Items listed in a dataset

========================

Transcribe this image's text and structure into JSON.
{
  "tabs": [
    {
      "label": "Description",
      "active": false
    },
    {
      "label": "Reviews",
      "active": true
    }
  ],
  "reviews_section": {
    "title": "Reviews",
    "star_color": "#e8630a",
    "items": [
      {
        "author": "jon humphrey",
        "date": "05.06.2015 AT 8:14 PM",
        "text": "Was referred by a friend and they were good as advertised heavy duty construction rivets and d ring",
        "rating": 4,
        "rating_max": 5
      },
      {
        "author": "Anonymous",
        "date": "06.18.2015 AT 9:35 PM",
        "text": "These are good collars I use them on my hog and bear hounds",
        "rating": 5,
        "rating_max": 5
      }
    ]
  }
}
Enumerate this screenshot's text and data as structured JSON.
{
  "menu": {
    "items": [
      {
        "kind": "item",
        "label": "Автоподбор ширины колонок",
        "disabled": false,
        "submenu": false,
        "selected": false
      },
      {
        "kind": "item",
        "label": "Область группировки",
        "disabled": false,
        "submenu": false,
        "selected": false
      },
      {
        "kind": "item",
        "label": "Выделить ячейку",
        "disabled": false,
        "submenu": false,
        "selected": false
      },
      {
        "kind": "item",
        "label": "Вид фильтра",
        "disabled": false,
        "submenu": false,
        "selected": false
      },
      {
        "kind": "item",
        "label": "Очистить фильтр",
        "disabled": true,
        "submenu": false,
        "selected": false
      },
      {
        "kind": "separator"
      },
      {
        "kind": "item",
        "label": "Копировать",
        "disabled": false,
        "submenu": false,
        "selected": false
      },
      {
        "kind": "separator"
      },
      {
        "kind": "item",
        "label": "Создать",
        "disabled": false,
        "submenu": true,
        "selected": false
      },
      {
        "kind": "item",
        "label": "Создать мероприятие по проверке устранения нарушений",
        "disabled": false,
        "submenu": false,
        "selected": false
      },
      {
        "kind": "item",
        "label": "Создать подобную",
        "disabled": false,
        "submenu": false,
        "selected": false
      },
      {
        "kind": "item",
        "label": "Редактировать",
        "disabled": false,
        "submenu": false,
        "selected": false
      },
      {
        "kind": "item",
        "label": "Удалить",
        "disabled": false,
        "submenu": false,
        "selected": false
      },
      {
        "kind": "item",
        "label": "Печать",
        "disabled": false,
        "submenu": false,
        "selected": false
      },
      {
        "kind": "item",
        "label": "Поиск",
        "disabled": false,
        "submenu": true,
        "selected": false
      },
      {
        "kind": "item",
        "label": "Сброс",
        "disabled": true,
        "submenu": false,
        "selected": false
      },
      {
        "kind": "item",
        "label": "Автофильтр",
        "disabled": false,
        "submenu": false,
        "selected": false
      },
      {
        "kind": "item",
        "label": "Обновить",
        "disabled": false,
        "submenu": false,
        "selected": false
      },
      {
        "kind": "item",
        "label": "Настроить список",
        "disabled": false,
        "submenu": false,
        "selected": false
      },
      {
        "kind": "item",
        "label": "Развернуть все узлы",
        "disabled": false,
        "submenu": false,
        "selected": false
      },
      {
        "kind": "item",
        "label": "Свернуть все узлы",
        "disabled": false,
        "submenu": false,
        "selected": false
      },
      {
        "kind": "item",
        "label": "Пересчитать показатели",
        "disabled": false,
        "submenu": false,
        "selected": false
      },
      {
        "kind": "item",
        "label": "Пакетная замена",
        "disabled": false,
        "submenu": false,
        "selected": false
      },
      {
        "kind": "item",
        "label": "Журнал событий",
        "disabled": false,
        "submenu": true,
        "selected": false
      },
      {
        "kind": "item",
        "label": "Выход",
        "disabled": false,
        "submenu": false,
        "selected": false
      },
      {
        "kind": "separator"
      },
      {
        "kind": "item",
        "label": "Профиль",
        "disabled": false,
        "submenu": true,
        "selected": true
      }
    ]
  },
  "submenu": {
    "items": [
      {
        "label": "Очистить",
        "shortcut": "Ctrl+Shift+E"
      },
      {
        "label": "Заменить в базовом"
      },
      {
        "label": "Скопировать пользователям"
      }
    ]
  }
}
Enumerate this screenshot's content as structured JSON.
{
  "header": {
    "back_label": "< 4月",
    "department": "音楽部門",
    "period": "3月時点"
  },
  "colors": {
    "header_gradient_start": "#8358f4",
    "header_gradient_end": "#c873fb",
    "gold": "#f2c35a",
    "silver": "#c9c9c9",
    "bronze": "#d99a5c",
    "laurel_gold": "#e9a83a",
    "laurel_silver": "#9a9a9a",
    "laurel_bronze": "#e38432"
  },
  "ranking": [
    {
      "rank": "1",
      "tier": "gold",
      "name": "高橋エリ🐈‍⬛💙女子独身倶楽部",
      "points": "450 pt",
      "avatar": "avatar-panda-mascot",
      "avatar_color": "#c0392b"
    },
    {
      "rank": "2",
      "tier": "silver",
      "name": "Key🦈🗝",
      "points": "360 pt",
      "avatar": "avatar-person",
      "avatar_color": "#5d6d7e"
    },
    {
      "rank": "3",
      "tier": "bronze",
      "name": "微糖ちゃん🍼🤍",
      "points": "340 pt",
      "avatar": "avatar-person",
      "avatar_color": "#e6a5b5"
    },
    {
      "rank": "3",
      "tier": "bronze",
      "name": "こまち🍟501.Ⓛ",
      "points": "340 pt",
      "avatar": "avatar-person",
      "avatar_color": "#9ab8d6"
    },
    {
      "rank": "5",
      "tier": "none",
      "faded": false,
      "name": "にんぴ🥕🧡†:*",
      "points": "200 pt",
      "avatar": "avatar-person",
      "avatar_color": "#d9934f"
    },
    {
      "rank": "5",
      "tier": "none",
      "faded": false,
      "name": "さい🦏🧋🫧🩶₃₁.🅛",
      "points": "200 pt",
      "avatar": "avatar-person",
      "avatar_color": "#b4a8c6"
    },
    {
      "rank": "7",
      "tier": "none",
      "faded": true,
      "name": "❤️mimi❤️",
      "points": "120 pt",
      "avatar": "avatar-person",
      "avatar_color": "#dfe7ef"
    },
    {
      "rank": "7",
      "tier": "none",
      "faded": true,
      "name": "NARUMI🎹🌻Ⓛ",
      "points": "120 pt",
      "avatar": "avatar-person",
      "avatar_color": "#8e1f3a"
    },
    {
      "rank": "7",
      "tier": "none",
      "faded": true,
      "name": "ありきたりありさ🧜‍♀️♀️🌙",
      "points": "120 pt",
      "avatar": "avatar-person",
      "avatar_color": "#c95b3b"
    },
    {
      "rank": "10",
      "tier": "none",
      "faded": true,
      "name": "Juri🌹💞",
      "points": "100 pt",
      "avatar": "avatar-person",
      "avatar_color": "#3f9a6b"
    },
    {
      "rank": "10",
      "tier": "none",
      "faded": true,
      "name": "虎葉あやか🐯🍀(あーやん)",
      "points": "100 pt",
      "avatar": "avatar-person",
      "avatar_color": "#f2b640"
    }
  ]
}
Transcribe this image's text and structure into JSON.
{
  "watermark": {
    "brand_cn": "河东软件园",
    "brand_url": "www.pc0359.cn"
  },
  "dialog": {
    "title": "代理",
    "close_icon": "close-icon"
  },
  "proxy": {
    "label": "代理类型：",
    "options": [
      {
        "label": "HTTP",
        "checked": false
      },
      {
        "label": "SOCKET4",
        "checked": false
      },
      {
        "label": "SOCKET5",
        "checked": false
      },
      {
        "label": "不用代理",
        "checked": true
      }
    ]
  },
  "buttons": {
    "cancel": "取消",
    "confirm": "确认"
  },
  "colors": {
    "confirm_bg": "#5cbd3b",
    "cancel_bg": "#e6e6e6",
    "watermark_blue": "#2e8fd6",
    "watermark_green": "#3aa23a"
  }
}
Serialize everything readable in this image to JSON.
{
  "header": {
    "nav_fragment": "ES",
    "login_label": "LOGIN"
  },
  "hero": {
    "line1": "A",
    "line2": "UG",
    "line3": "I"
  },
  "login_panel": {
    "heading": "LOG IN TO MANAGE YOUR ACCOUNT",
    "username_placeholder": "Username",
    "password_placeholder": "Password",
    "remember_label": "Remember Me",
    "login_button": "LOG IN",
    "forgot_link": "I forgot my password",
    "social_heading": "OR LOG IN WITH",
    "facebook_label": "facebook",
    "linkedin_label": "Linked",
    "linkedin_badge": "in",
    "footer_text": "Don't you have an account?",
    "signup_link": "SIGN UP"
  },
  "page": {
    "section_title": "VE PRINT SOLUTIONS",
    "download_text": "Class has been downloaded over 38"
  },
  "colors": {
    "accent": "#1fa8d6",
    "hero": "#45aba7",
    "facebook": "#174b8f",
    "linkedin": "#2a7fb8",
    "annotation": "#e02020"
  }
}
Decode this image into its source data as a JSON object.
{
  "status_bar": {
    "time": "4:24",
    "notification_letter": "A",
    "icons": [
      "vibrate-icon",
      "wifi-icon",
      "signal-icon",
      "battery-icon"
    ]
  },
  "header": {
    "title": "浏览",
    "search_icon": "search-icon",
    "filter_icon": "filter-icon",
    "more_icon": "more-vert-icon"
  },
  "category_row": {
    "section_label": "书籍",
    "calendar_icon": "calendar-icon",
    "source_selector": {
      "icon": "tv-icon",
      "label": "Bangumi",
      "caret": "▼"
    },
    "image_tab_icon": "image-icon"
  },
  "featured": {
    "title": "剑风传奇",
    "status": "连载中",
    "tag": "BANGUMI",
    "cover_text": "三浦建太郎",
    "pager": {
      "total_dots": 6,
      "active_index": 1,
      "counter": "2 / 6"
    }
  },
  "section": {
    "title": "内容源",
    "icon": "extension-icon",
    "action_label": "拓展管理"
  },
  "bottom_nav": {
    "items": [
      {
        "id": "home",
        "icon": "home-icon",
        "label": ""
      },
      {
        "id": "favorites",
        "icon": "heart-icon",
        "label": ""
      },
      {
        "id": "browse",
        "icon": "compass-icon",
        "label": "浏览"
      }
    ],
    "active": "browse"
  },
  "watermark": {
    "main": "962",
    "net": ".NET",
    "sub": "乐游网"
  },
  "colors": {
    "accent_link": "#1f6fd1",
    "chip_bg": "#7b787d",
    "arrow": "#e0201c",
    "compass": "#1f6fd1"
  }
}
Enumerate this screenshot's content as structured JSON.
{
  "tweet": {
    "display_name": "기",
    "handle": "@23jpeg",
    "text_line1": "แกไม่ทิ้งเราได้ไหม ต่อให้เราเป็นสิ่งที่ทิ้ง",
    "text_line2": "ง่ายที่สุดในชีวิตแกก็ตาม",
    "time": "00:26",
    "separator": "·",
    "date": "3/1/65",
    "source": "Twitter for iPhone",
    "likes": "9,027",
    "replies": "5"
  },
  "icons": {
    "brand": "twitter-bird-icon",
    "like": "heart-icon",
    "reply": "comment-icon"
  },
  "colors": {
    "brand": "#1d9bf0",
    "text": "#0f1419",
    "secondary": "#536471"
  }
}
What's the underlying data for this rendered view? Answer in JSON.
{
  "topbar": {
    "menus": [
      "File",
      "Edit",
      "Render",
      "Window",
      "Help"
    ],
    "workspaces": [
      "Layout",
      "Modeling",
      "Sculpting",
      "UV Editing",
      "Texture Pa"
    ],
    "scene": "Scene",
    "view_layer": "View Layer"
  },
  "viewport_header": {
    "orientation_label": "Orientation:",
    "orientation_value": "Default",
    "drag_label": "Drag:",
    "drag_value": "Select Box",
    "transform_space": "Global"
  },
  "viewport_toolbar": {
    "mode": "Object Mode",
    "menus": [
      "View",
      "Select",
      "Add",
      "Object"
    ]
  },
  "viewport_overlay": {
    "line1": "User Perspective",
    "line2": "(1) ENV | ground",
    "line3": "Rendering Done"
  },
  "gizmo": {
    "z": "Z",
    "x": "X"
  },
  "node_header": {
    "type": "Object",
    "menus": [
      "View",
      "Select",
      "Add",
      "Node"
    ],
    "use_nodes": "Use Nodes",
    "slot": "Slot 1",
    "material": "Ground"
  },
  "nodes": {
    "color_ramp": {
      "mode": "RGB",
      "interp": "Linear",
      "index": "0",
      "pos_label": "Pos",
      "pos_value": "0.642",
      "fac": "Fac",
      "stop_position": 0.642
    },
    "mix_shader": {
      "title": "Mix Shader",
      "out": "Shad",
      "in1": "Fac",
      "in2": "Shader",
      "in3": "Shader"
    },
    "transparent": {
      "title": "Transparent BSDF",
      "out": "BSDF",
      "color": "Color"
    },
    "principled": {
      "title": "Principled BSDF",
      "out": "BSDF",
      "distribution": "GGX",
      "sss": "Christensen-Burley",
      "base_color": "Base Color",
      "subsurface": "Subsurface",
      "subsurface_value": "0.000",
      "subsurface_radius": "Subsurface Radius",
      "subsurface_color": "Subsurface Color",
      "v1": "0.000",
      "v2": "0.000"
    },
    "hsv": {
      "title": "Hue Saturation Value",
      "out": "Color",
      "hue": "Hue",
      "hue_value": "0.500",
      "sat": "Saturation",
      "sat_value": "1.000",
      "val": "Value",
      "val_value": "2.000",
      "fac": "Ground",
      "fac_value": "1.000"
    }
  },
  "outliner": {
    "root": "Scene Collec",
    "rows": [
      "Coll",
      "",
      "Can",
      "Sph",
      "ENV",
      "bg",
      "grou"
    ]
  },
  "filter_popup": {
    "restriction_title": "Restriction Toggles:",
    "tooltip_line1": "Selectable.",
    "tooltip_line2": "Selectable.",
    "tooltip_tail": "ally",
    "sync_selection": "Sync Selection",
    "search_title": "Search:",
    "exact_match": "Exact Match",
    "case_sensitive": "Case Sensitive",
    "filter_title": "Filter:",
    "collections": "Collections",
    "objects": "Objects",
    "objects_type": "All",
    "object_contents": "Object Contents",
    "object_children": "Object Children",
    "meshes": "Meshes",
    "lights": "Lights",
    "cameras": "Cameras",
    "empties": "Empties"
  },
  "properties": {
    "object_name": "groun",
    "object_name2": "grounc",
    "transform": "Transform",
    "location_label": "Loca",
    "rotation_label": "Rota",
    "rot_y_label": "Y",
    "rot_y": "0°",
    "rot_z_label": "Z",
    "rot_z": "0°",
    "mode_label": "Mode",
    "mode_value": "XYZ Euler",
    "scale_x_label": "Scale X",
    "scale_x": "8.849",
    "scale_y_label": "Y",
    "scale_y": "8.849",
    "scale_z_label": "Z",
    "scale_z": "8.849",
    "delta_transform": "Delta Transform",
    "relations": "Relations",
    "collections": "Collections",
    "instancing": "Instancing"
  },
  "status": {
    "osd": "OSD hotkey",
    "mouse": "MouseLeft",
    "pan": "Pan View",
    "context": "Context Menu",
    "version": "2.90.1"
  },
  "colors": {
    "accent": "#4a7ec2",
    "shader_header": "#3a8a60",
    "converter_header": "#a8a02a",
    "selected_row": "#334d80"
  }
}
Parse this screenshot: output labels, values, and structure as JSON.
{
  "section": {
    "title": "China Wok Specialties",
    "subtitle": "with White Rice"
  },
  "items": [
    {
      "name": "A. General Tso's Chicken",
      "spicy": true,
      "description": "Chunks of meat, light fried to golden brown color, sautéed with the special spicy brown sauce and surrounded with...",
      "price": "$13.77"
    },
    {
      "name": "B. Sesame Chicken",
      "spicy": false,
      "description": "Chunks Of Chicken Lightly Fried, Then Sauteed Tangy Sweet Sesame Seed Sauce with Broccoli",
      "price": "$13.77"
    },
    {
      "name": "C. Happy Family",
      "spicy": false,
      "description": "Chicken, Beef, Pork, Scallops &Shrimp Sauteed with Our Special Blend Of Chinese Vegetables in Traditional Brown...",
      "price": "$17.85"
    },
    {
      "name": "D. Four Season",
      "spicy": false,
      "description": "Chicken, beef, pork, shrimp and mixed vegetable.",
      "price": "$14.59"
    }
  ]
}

========================

▶ STATED PROBLEM: What count of lines in the listing contain the word "this"? Reply with the number only.

▶ EXERCISE RESPONSE: 9